**** Records ****

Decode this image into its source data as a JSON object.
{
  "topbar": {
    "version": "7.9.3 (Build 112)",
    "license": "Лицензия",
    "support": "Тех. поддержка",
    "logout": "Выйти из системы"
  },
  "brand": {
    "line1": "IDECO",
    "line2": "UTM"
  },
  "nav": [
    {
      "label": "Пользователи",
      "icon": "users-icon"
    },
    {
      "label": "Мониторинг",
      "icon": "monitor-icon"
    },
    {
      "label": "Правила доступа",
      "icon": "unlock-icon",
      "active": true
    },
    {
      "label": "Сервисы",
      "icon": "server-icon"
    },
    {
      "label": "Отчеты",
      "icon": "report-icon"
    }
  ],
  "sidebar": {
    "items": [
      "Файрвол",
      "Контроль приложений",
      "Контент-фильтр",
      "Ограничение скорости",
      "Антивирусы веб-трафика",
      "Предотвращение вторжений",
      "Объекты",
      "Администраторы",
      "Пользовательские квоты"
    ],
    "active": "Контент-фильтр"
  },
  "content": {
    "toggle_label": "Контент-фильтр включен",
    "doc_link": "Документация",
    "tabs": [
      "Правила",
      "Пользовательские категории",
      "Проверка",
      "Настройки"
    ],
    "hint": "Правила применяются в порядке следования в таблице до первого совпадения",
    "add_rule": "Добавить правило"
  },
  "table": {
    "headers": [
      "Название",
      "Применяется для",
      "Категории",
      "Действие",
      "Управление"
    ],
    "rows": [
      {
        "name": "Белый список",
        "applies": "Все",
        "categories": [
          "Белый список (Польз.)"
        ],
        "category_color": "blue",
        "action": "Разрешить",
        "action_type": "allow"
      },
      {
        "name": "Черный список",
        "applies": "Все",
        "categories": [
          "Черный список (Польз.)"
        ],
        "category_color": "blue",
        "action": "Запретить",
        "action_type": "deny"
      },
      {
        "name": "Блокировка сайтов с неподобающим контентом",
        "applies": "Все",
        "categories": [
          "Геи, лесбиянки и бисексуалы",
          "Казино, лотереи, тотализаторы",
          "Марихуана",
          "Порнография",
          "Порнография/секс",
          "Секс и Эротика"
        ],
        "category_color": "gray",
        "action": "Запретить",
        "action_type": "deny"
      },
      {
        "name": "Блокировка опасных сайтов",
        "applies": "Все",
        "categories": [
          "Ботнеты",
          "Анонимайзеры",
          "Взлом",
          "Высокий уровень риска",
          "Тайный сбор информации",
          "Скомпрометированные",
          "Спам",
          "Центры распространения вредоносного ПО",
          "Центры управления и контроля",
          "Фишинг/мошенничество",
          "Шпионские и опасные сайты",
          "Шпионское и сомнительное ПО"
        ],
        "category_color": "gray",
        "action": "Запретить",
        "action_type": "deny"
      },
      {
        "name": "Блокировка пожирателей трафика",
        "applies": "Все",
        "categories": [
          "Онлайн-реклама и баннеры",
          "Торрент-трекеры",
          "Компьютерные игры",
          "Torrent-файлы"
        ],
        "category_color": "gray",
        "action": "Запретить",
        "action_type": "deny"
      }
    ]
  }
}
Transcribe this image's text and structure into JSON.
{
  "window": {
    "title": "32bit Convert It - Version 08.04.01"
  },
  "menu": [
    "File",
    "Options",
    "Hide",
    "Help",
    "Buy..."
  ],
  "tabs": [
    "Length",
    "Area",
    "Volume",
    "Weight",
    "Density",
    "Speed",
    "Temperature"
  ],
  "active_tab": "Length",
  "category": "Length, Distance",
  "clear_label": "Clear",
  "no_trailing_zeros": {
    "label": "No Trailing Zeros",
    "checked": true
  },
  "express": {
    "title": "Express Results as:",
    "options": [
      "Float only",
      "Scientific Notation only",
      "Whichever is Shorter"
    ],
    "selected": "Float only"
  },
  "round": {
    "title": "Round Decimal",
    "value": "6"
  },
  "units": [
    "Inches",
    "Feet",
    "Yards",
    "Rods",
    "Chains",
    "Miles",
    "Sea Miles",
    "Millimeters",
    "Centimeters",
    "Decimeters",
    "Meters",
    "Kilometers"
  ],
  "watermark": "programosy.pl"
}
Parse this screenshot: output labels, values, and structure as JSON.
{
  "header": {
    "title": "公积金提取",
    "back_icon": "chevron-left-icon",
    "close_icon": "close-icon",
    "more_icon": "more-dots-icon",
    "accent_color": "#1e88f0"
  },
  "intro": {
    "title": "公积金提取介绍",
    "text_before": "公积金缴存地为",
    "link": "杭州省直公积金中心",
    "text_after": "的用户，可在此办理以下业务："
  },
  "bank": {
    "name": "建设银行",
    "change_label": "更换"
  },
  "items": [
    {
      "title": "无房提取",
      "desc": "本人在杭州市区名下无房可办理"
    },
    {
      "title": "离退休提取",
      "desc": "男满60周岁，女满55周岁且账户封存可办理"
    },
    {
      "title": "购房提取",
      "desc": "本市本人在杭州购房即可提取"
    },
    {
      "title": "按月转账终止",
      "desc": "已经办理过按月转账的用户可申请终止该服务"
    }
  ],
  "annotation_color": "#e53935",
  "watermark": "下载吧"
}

****

**Request**
Repeat, exactly and only, the lines above from the one containing "Transcribe this image's" through the end of the material.

**Written reply**
Transcribe this image's text and structure into JSON.
{
  "window": {
    "title": "32bit Convert It - Version 08.04.01"
  },
  "menu": [
    "File",
    "Options",
    "Hide",
    "Help",
    "Buy..."
  ],
  "tabs": [
    "Length",
    "Area",
    "Volume",
    "Weight",
    "Density",
    "Speed",
    "Temperature"
  ],
  "active_tab": "Length",
  "category": "Length, Distance",
  "clear_label": "Clear",
  "no_trailing_zeros": {
    "label": "No Trailing Zeros",
    "checked": true
  },
  "express": {
    "title": "Express Results as:",
    "options": [
      "Float only",
      "Scientific Notation only",
      "Whichever is Shorter"
    ],
    "selected": "Float only"
  },
  "round": {
    "title": "Round Decimal",
    "value": "6"
  },
  "units": [
    "Inches",
    "Feet",
    "Yards",
    "Rods",
    "Chains",
    "Miles",
    "Sea Miles",
    "Millimeters",
    "Centimeters",
    "Decimeters",
    "Meters",
    "Kilometers"
  ],
  "watermark": "programosy.pl"
}
Parse this screenshot: output labels, values, and structure as JSON.
{
  "header": {
    "title": "公积金提取",
    "back_icon": "chevron-left-icon",
    "close_icon": "close-icon",
    "more_icon": "more-dots-icon",
    "accent_color": "#1e88f0"
  },
  "intro": {
    "title": "公积金提取介绍",
    "text_before": "公积金缴存地为",
    "link": "杭州省直公积金中心",
    "text_after": "的用户，可在此办理以下业务："
  },
  "bank": {
    "name": "建设银行",
    "change_label": "更换"
  },
  "items": [
    {
      "title": "无房提取",
      "desc": "本人在杭州市区名下无房可办理"
    },
    {
      "title": "离退休提取",
      "desc": "男满60周岁，女满55周岁且账户封存可办理"
    },
    {
      "title": "购房提取",
      "desc": "本市本人在杭州购房即可提取"
    },
    {
      "title": "按月转账终止",
      "desc": "已经办理过按月转账的用户可申请终止该服务"
    }
  ],
  "annotation_color": "#e53935",
  "watermark": "下载吧"
}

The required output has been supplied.